GIVEN TASK: Select, from the data, each line where "country" occurs.

INPUT:
* Start *

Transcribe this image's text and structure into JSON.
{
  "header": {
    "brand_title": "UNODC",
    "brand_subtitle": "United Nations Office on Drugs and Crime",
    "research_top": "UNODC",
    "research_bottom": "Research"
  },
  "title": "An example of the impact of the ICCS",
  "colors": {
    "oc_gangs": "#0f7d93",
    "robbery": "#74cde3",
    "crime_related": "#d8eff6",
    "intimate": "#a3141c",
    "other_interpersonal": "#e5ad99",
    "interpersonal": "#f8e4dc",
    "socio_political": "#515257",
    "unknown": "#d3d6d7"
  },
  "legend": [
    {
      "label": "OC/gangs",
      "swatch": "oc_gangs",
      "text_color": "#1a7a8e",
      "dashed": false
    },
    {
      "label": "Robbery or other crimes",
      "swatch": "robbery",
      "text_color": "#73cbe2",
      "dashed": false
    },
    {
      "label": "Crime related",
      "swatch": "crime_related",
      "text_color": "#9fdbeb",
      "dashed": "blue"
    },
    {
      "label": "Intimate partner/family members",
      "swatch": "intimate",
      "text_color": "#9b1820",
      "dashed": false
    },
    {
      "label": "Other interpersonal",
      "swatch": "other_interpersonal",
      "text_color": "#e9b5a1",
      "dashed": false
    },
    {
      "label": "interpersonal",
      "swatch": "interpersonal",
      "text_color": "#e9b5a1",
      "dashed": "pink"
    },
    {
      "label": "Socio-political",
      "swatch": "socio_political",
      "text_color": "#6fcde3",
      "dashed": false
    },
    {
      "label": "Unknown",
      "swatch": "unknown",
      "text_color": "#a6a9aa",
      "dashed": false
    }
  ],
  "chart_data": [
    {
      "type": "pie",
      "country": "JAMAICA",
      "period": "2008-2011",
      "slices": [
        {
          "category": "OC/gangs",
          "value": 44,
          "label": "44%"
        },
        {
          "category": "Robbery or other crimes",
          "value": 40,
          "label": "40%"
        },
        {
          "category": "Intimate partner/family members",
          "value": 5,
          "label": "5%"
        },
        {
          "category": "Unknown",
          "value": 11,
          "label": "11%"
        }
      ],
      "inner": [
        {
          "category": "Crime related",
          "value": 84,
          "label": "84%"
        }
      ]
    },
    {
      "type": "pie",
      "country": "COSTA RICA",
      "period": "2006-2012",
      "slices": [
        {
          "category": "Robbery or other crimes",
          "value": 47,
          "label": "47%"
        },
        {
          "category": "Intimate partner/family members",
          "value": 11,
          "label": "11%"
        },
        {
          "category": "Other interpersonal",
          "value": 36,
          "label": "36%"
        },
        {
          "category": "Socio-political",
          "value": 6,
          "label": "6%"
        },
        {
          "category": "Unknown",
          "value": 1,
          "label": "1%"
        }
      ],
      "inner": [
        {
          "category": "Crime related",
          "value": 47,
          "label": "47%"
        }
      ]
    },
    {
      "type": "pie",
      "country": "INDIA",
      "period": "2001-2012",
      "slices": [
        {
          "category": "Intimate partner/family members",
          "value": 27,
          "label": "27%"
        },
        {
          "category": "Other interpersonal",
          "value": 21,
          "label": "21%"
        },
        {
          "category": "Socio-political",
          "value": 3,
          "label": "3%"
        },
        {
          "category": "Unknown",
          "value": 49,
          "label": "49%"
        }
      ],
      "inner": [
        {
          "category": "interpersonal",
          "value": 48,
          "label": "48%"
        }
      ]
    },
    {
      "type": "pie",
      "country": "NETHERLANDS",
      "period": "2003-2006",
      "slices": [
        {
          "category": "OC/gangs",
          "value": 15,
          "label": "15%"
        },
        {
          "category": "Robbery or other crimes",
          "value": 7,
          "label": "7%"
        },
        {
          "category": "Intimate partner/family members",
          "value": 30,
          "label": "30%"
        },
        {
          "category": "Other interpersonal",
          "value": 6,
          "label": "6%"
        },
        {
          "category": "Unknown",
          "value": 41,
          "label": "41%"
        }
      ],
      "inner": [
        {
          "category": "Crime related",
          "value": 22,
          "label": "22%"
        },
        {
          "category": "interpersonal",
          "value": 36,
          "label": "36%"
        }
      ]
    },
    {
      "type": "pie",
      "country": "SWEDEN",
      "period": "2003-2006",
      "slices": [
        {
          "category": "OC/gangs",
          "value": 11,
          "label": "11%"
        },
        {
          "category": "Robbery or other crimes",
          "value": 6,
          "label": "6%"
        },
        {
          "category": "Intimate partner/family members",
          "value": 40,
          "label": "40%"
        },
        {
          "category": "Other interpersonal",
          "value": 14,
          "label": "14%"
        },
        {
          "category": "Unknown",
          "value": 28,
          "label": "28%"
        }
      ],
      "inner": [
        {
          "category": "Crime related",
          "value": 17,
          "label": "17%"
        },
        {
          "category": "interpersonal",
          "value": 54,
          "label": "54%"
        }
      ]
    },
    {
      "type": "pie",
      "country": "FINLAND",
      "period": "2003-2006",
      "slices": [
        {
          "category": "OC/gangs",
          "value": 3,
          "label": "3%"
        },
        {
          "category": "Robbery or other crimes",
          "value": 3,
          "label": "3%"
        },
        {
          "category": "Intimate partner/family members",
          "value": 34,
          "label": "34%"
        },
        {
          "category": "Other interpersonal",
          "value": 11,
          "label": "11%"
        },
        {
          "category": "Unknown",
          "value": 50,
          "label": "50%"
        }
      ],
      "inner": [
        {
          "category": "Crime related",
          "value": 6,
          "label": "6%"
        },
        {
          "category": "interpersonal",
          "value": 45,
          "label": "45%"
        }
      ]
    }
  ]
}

* End *
* Start *

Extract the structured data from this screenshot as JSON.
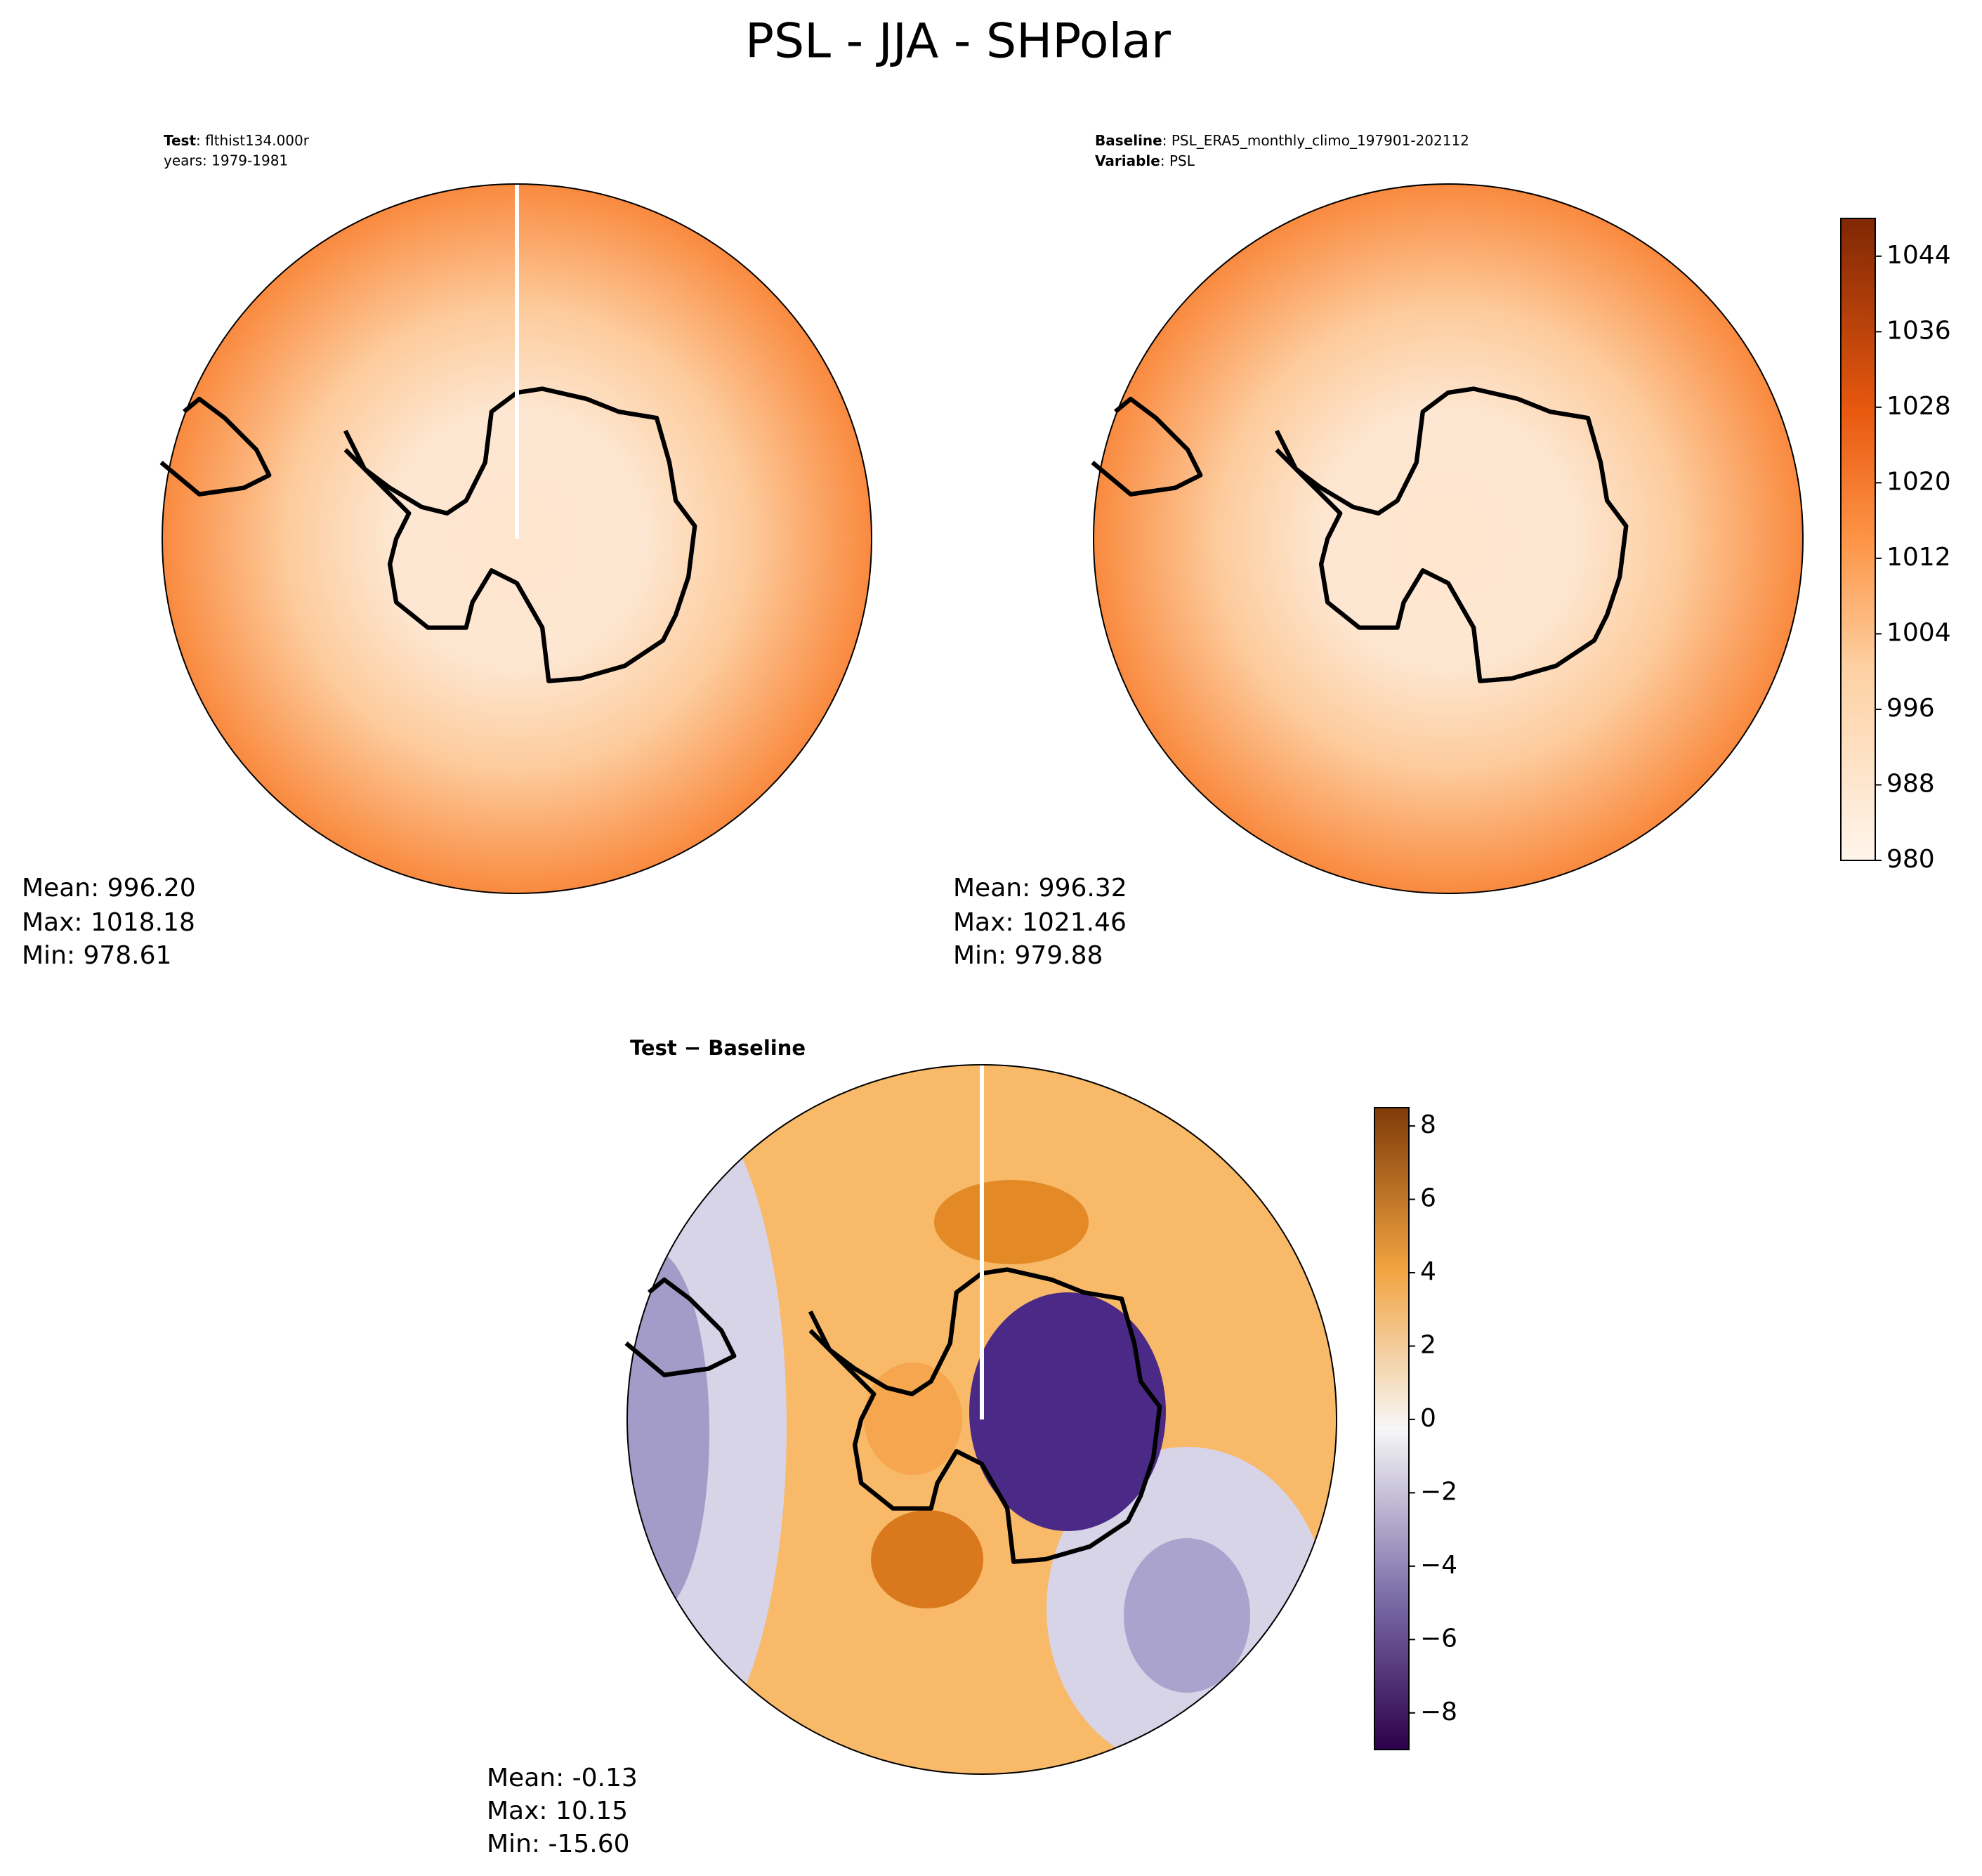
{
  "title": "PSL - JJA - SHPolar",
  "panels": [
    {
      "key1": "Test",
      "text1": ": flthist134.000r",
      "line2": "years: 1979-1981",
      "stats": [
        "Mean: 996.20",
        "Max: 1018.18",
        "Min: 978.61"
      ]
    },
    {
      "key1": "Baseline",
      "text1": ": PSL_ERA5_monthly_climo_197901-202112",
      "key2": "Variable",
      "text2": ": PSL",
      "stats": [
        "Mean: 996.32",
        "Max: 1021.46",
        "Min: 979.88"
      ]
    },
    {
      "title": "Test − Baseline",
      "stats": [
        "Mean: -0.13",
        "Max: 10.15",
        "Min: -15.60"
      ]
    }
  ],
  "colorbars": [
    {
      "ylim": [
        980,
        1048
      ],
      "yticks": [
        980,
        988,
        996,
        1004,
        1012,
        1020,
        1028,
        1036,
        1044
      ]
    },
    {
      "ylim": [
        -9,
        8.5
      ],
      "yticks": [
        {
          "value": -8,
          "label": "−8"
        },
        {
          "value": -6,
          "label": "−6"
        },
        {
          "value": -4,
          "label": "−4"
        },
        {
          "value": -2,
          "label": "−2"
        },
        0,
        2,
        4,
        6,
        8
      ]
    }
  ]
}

* End *
* Start *

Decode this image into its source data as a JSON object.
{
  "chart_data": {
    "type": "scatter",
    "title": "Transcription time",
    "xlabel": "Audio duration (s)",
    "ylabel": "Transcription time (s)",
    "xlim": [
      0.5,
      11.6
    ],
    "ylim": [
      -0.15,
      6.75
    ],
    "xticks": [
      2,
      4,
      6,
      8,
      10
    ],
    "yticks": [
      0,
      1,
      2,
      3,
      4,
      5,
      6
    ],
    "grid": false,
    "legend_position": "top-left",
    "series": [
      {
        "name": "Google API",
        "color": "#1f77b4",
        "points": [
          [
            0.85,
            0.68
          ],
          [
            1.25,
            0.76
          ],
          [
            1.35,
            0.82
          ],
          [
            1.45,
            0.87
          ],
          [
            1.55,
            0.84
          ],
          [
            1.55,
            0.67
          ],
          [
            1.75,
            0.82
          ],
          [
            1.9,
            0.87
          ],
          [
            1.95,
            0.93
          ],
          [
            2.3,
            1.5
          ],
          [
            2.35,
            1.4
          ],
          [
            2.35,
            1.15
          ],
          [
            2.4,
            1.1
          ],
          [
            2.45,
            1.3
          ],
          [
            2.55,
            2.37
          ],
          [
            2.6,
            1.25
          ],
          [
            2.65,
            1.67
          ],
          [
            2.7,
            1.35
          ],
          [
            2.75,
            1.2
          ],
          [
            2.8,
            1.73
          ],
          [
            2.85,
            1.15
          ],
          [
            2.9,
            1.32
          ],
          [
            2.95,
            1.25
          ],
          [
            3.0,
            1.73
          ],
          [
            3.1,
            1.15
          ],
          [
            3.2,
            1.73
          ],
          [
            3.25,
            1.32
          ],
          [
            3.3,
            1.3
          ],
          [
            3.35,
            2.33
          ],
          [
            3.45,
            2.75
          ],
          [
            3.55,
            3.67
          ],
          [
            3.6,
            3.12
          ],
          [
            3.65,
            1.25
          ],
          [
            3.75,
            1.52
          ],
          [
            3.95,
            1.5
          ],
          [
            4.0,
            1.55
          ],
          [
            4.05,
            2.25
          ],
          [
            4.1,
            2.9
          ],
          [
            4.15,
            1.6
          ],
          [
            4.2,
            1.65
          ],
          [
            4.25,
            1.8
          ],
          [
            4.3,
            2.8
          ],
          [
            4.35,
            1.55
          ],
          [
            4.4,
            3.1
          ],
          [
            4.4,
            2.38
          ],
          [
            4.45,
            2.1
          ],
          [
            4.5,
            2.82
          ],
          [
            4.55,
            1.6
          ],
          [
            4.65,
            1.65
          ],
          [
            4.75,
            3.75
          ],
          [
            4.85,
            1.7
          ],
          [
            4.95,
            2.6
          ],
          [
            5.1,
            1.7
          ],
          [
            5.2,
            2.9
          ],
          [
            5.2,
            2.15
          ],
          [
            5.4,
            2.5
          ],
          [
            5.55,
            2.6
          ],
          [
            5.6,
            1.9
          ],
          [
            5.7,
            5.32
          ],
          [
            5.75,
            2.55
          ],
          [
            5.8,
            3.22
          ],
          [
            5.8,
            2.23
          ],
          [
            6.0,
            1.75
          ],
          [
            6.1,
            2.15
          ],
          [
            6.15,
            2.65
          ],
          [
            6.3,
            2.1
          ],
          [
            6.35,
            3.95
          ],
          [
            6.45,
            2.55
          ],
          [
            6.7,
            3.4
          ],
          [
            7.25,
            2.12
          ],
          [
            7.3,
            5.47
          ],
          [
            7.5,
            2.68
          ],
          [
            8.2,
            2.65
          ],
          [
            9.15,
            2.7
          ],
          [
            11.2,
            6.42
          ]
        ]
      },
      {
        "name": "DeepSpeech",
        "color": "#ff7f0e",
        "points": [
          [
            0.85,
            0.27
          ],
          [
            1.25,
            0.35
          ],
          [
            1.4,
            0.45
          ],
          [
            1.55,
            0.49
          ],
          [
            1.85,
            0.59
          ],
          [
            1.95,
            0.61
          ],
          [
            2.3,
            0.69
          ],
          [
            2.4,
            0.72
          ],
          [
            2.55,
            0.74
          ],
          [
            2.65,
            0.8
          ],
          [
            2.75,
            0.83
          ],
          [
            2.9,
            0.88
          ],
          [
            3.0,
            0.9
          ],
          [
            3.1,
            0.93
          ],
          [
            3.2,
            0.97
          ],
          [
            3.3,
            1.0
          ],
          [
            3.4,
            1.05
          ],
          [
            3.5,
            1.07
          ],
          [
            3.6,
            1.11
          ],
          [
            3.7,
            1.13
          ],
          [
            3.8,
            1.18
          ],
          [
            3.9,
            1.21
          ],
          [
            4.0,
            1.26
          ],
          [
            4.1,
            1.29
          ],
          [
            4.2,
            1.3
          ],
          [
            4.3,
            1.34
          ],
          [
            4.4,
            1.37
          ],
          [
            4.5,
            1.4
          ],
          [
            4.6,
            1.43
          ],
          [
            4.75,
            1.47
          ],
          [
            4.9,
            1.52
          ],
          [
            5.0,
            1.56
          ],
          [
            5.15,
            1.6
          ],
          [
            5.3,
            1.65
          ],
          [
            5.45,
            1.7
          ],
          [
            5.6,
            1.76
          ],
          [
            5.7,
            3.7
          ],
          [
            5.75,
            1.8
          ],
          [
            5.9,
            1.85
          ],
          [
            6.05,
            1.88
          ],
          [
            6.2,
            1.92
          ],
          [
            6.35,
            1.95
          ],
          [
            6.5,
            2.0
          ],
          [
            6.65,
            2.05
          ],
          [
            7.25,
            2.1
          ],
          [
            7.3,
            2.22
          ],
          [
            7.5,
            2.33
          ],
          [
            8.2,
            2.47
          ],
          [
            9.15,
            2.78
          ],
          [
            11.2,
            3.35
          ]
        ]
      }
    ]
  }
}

* End *

OUTPUT BELOW:
      "country": "JAMAICA",
      "country": "COSTA RICA",
      "country": "INDIA",
      "country": "NETHERLANDS",
      "country": "SWEDEN",
      "country": "FINLAND",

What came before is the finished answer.